GIVEN TASK = Show every line in the entries below where the word "icon" appears.

>> Start MATERIAL FOR THIS EXERCISE

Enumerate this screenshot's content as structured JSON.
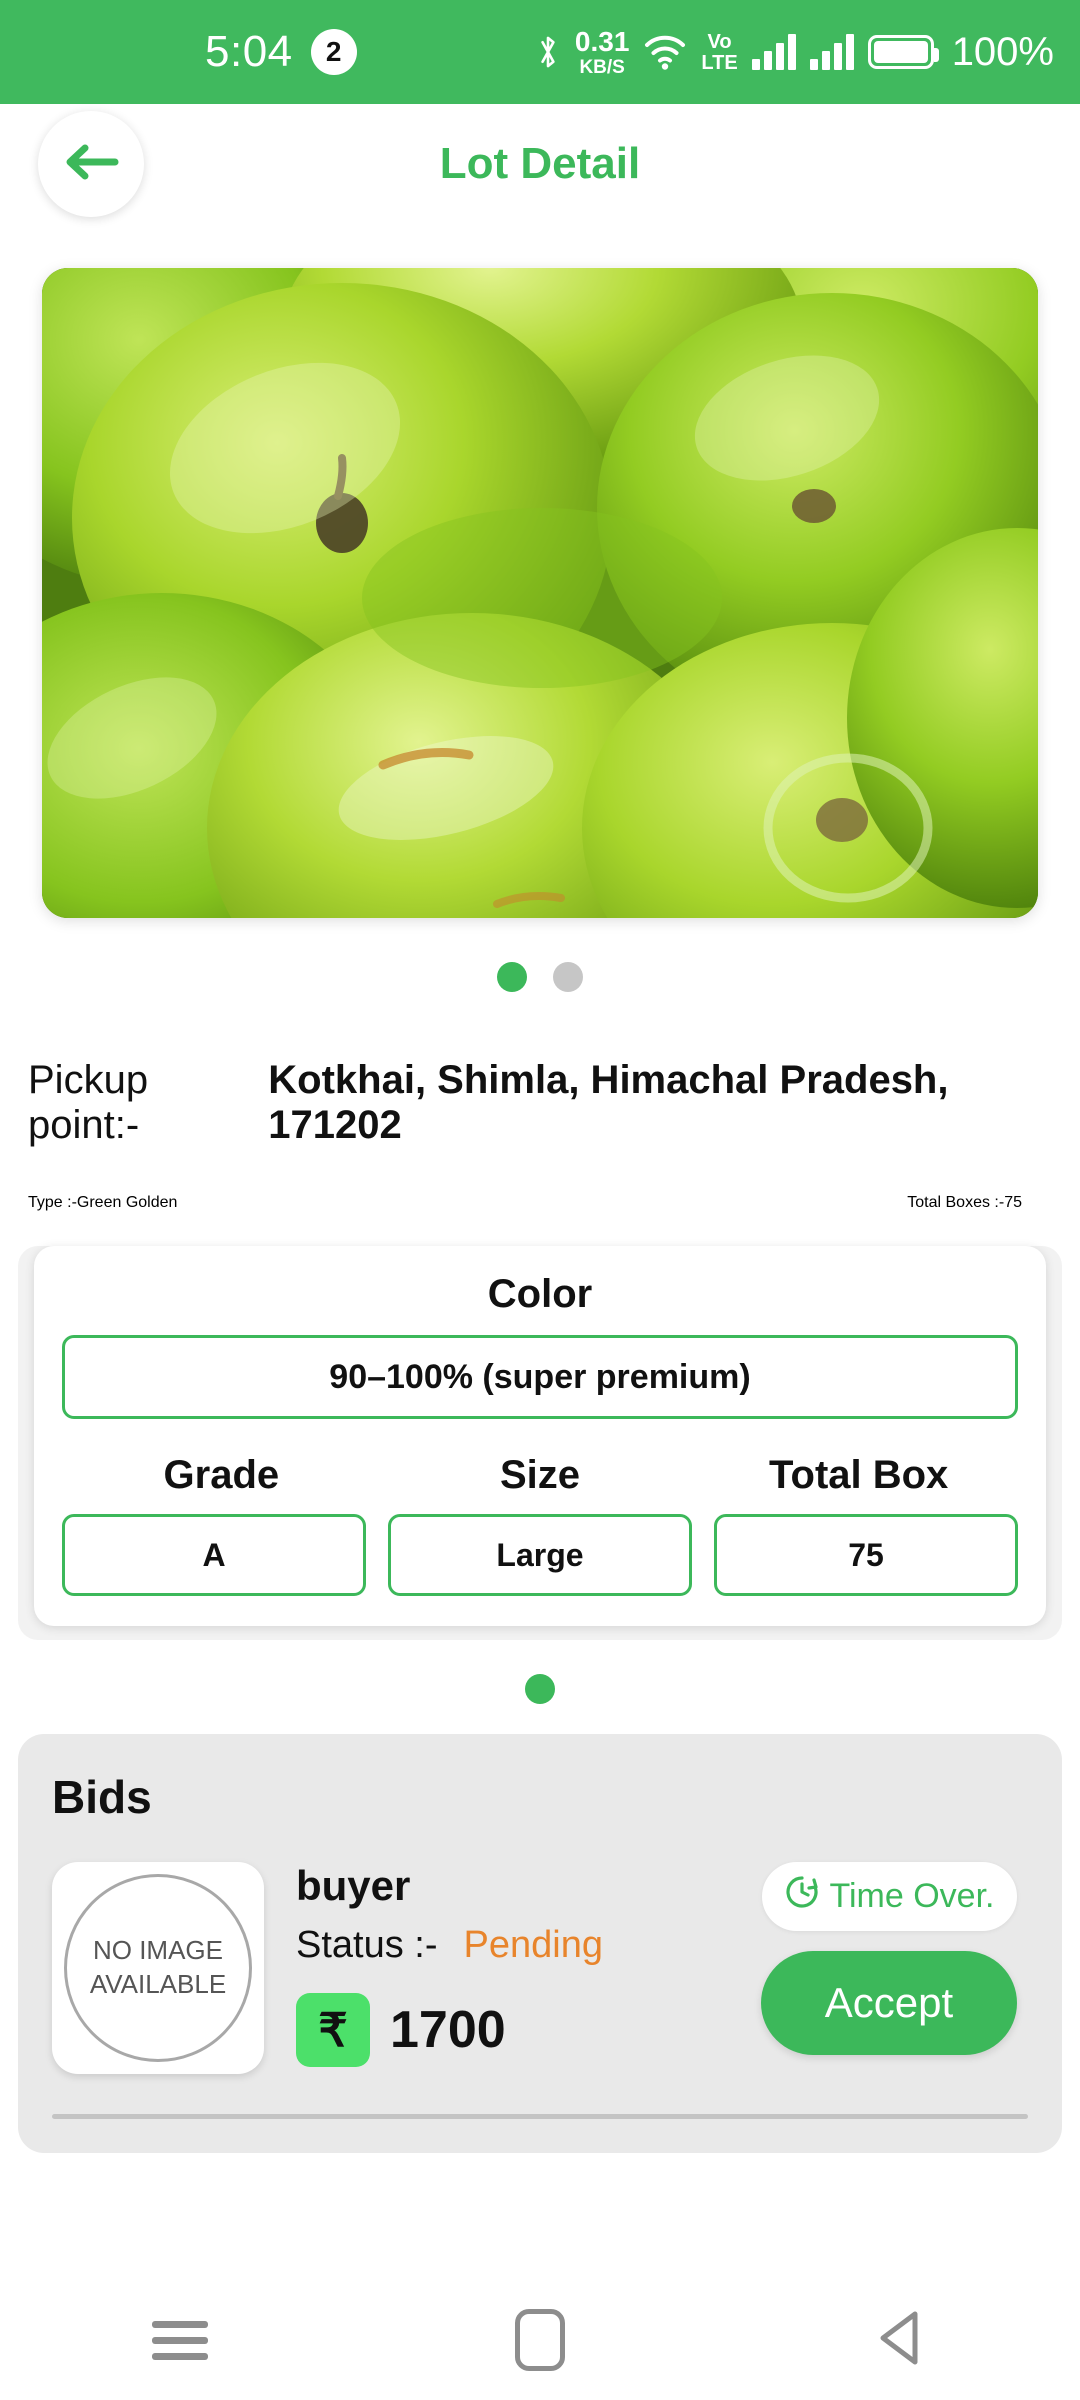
{
  "status_bar": {
    "time": "5:04",
    "notification_count": "2",
    "network_speed_value": "0.31",
    "network_speed_unit": "KB/S",
    "volte_top": "Vo",
    "volte_bottom": "LTE",
    "battery_percent": "100%",
    "background_color": "#40B95E"
  },
  "header": {
    "title": "Lot Detail",
    "title_color": "#3CB85A",
    "back_icon": "arrow-left-icon"
  },
  "gallery": {
    "image_alt": "green apples",
    "dots": [
      {
        "active": true
      },
      {
        "active": false
      }
    ]
  },
  "details": {
    "pickup_label": "Pickup point:-",
    "pickup_value": "Kotkhai, Shimla, Himachal Pradesh, 171202",
    "type_label": "Type  :-",
    "type_value": "Green Golden",
    "total_boxes_label": "Total Boxes  :-",
    "total_boxes_value": "75"
  },
  "color_card": {
    "color_header": "Color",
    "color_value": "90–100% (super premium)",
    "columns": [
      "Grade",
      "Size",
      "Total Box"
    ],
    "values": [
      "A",
      "Large",
      "75"
    ],
    "border_color": "#3CB85A",
    "page_dot_active": true
  },
  "bids": {
    "section_title": "Bids",
    "items": [
      {
        "avatar_line1": "NO IMAGE",
        "avatar_line2": "AVAILABLE",
        "name": "buyer",
        "status_label": "Status  :-",
        "status_value": "Pending",
        "status_color": "#E8842B",
        "currency_symbol": "₹",
        "amount": "1700",
        "time_badge": "Time Over.",
        "time_badge_icon": "clock-history-icon",
        "accept_label": "Accept",
        "accept_color": "#3CB85A"
      }
    ]
  },
  "navbar": {
    "recents_icon": "menu-icon",
    "home_icon": "home-square-icon",
    "back_icon": "triangle-back-icon"
  }
}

>> End MATERIAL FOR THIS EXERCISE

RIGHT ANSWER =
    "back_icon": "arrow-left-icon"
        "time_badge_icon": "clock-history-icon",
    "recents_icon": "menu-icon",
    "home_icon": "home-square-icon",
    "back_icon": "triangle-back-icon"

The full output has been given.